━━━ INPUT ━━━

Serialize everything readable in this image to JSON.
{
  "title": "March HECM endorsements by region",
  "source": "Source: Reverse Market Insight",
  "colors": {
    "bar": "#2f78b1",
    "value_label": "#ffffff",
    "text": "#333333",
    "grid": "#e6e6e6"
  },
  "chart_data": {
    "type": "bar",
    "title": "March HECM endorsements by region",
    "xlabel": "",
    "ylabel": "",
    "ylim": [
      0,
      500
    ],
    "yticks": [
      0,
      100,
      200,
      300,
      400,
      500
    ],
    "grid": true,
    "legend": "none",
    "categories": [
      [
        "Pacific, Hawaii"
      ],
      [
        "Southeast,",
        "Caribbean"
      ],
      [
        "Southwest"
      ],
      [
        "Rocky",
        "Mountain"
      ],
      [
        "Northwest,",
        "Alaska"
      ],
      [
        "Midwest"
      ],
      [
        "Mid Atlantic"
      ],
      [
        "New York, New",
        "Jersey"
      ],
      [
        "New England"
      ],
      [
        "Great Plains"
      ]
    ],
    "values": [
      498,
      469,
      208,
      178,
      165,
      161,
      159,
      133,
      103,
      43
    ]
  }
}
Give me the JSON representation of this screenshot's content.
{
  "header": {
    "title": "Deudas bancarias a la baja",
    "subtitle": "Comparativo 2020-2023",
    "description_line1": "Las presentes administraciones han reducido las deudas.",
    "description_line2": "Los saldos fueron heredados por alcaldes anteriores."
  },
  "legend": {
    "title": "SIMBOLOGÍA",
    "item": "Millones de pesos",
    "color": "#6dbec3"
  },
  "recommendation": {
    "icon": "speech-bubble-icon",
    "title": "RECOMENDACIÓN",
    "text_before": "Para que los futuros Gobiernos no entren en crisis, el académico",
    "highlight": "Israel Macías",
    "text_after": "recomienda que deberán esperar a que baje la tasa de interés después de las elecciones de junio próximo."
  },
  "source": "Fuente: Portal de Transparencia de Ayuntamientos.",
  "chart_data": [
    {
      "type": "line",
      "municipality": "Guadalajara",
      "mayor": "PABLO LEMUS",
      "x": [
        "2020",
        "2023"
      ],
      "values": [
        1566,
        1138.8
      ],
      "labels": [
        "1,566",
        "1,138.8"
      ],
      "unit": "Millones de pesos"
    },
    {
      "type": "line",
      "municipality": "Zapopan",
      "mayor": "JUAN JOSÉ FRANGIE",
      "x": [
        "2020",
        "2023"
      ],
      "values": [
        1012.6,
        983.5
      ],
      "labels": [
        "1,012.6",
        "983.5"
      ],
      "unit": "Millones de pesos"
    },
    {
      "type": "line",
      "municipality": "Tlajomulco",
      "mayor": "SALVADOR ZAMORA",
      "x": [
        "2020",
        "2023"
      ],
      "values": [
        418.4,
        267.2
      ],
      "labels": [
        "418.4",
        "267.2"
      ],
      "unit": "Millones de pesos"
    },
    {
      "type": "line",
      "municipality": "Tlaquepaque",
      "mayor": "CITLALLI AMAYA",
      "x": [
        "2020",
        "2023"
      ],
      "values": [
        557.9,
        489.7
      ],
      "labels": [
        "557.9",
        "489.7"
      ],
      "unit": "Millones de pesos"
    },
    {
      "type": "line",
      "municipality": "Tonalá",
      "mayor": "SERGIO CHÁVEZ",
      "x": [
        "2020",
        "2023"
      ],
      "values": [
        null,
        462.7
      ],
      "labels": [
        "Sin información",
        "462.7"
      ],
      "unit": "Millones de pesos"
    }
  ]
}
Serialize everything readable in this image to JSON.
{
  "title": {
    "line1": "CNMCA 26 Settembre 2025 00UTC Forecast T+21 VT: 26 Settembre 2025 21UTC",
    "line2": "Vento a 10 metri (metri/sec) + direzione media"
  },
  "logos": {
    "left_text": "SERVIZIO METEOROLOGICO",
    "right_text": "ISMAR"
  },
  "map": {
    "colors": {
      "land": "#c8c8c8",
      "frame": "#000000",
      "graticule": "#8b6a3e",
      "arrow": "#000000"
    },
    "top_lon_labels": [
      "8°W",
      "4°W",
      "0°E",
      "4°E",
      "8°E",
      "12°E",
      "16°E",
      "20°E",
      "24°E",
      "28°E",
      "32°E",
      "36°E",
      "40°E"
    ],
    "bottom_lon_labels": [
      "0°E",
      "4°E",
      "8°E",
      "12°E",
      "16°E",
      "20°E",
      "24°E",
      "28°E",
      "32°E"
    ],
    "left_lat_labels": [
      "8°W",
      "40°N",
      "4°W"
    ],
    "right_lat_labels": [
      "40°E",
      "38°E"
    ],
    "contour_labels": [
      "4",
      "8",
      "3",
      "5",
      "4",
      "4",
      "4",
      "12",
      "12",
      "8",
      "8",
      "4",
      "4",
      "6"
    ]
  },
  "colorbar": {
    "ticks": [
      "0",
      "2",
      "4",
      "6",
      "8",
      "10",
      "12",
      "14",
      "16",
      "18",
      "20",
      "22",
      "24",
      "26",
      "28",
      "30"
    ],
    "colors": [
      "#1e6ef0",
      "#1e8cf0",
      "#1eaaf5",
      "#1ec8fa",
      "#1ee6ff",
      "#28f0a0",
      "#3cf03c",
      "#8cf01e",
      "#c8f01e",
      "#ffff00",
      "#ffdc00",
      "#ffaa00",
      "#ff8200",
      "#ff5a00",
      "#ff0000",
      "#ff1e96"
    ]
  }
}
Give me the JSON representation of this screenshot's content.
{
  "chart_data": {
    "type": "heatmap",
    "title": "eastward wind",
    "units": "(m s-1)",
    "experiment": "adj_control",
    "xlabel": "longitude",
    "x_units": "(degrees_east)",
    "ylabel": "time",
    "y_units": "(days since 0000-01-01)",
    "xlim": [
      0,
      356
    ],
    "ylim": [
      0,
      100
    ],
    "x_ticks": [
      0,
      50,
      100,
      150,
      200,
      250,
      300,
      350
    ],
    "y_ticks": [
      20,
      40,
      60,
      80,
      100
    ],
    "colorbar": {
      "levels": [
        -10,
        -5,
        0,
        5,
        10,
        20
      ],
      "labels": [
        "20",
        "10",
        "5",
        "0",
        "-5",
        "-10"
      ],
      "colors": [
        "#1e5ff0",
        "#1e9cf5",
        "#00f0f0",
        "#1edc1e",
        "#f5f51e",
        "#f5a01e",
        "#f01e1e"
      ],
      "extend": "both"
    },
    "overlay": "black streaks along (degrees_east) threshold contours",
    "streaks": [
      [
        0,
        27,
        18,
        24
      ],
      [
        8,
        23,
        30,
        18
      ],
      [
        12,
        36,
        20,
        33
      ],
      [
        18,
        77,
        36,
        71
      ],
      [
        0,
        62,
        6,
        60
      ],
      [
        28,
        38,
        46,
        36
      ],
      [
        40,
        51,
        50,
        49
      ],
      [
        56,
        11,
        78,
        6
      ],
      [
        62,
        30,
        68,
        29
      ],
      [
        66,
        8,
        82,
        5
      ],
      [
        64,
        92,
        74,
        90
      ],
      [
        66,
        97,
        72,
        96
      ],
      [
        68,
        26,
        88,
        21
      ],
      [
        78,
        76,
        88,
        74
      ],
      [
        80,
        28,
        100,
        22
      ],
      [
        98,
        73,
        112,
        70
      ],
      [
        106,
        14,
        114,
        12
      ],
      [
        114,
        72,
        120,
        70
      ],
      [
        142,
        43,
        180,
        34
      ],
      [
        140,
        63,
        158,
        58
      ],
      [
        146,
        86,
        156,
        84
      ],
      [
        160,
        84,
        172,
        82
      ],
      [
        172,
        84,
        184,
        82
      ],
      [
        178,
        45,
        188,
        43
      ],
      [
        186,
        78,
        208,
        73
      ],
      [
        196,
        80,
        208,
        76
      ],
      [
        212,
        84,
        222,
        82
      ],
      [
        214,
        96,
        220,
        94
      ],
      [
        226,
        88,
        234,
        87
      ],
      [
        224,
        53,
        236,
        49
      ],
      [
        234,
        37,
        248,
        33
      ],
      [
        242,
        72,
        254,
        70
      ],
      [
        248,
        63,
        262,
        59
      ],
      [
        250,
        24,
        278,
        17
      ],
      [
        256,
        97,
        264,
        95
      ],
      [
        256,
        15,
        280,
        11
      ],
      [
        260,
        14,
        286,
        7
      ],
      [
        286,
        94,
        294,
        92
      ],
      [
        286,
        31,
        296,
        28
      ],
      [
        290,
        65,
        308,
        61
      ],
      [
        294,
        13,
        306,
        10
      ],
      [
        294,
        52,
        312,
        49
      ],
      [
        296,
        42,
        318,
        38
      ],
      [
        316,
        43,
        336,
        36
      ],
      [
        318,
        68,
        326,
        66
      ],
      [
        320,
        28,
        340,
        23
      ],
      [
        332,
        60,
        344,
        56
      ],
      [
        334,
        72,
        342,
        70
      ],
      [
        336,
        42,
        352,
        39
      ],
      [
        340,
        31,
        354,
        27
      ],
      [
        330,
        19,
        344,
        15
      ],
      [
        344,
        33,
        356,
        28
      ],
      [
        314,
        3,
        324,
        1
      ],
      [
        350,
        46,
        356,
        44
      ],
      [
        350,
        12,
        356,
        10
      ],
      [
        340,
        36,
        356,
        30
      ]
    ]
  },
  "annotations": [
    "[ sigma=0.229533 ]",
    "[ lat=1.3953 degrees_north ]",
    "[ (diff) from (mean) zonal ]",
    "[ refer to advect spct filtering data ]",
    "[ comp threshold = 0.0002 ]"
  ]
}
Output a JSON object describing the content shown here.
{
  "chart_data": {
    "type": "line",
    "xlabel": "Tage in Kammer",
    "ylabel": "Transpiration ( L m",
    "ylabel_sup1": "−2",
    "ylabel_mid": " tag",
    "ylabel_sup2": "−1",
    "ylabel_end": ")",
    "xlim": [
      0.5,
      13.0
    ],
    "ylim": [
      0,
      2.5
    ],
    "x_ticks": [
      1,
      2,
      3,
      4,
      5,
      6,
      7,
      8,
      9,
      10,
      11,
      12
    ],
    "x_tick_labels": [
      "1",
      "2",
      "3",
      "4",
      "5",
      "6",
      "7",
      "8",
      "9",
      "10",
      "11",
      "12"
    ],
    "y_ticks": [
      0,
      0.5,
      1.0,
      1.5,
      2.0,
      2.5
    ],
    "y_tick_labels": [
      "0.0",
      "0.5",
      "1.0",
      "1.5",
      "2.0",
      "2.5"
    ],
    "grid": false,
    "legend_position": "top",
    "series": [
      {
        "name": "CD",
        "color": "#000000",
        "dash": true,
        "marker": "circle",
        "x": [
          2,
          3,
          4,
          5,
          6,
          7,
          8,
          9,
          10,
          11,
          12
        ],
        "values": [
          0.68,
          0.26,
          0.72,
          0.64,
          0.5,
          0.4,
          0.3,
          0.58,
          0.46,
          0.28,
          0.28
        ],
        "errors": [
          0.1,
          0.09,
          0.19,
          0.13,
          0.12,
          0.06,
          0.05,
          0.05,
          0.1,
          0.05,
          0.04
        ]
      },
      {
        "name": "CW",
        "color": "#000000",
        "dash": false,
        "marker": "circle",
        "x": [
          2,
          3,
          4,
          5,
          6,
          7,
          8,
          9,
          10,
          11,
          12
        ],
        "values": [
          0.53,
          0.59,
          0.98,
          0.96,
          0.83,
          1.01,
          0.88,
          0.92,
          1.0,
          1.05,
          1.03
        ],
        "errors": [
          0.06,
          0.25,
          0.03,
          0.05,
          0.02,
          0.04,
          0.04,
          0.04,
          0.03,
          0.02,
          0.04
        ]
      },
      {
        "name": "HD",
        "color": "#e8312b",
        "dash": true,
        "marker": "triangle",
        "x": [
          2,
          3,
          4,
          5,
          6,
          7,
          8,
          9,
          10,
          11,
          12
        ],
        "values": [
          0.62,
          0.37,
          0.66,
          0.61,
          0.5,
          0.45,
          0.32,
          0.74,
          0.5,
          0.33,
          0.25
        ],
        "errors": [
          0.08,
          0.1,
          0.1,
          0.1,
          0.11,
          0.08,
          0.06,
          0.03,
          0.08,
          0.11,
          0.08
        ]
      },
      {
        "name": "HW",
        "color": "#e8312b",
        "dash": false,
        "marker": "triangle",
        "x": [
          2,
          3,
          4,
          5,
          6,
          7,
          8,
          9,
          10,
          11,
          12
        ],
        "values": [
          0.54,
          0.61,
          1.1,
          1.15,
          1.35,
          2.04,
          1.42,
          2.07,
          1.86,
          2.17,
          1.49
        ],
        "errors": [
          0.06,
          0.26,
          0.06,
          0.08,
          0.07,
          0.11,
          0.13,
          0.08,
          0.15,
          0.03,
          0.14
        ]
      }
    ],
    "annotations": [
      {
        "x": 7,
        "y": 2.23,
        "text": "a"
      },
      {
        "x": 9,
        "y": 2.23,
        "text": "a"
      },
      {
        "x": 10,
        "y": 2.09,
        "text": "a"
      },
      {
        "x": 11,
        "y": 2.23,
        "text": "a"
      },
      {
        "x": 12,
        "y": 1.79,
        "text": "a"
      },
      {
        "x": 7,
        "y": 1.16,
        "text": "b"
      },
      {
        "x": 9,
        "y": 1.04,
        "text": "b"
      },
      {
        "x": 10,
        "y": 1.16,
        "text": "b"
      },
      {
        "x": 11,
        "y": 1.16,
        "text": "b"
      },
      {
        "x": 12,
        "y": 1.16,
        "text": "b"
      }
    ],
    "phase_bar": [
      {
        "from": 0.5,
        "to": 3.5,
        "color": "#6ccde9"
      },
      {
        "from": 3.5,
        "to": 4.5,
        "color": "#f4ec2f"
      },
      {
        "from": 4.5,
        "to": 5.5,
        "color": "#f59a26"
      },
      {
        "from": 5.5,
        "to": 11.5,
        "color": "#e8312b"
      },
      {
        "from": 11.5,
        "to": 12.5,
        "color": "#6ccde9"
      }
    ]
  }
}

━━━

__WHAT THE EXERCISE ASKS__: Find the string "mayor" in the records, then copy each line where it occurs.

__RESULT__:
      "mayor": "PABLO LEMUS",
      "mayor": "JUAN JOSÉ FRANGIE",
      "mayor": "SALVADOR ZAMORA",
      "mayor": "CITLALLI AMAYA",
      "mayor": "SERGIO CHÁVEZ",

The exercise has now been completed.